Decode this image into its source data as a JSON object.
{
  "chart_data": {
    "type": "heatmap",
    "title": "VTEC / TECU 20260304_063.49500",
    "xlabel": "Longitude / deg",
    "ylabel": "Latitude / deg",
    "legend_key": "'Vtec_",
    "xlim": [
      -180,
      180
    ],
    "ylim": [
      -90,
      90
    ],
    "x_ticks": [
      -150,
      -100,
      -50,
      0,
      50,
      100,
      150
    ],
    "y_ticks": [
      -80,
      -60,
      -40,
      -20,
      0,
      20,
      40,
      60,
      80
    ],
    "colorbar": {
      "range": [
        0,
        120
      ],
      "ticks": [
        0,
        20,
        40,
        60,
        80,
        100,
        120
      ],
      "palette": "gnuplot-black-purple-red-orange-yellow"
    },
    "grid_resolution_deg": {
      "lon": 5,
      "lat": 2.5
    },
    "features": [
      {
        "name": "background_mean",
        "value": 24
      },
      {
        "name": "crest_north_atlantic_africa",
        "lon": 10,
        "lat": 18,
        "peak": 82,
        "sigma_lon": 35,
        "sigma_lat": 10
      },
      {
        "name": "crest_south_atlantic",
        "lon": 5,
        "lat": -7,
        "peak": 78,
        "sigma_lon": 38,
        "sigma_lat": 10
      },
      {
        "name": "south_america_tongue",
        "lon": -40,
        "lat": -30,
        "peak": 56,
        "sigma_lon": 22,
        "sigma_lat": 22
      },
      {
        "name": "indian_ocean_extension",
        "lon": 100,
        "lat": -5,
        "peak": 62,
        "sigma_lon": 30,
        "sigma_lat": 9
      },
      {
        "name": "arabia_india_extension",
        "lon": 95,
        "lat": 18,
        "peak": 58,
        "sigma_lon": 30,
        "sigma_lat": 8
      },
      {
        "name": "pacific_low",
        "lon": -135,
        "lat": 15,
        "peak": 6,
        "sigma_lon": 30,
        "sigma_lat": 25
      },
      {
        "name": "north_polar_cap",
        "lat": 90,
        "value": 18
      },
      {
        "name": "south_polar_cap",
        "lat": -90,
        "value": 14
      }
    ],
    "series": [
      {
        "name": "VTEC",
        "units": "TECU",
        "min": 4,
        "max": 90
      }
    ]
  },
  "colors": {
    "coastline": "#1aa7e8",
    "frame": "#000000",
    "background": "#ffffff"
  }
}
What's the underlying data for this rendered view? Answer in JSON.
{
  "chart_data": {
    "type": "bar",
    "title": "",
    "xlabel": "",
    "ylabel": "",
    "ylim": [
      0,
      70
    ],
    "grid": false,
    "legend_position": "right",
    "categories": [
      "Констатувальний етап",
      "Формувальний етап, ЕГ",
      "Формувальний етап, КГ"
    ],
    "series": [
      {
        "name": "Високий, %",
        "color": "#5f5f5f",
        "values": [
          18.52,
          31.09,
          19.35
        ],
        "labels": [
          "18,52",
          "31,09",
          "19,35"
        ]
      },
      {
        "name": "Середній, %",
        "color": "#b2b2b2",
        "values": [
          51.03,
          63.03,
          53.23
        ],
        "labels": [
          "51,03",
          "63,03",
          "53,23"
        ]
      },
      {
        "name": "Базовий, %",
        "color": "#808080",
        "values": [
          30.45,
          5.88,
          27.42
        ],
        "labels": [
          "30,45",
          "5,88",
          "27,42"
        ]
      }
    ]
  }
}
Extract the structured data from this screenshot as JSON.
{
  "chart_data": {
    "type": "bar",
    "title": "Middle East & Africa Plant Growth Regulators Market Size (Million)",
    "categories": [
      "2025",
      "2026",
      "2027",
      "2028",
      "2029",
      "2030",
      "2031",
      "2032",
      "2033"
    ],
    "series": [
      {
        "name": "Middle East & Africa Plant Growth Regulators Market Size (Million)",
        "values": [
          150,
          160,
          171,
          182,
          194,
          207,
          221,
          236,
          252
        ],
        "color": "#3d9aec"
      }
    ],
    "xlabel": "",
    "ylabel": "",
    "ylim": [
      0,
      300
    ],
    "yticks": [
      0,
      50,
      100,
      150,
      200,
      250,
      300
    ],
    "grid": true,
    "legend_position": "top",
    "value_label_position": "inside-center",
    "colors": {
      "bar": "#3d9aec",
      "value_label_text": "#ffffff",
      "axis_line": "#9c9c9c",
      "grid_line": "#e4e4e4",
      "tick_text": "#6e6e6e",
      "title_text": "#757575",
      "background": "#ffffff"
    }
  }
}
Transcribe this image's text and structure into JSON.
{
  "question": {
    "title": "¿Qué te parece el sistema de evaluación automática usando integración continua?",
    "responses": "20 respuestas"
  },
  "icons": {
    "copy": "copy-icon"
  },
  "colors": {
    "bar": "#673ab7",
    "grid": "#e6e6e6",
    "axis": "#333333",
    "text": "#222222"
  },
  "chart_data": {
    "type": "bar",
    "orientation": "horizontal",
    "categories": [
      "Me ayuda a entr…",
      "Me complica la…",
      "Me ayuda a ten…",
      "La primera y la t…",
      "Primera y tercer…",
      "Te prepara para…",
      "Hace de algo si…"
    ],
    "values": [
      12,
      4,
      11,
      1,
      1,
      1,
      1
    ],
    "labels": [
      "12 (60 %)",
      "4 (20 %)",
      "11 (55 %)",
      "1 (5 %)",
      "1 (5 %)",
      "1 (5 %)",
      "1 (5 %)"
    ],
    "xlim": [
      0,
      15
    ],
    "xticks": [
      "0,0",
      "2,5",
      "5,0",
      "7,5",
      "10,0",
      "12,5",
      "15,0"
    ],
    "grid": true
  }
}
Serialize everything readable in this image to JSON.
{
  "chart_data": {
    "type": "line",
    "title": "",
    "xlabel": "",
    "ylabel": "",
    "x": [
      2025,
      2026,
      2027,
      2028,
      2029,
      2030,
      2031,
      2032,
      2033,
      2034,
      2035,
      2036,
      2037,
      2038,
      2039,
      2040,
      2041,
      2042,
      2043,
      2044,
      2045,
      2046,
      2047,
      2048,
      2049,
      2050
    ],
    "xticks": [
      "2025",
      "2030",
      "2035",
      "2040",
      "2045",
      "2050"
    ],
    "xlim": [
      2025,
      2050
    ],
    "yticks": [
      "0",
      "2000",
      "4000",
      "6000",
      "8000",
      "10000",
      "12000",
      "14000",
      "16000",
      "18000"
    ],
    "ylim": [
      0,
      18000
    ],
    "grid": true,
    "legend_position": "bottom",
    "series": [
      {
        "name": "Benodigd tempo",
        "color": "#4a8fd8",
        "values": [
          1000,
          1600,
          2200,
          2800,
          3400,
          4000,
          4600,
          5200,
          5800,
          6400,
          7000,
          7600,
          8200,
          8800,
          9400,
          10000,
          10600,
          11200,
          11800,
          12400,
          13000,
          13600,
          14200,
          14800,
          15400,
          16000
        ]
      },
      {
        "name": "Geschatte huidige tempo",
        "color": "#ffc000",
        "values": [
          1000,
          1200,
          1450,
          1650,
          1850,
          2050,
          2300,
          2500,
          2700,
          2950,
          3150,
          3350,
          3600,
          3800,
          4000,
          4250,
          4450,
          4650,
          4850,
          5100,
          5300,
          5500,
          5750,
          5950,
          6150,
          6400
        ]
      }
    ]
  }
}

● Required work: Lines holding the word "TECU" in the entries above are the ones to pull out. Copy them all.

● Finished task:
    "title": "VTEC / TECU 20260304_063.49500",
        "units": "TECU",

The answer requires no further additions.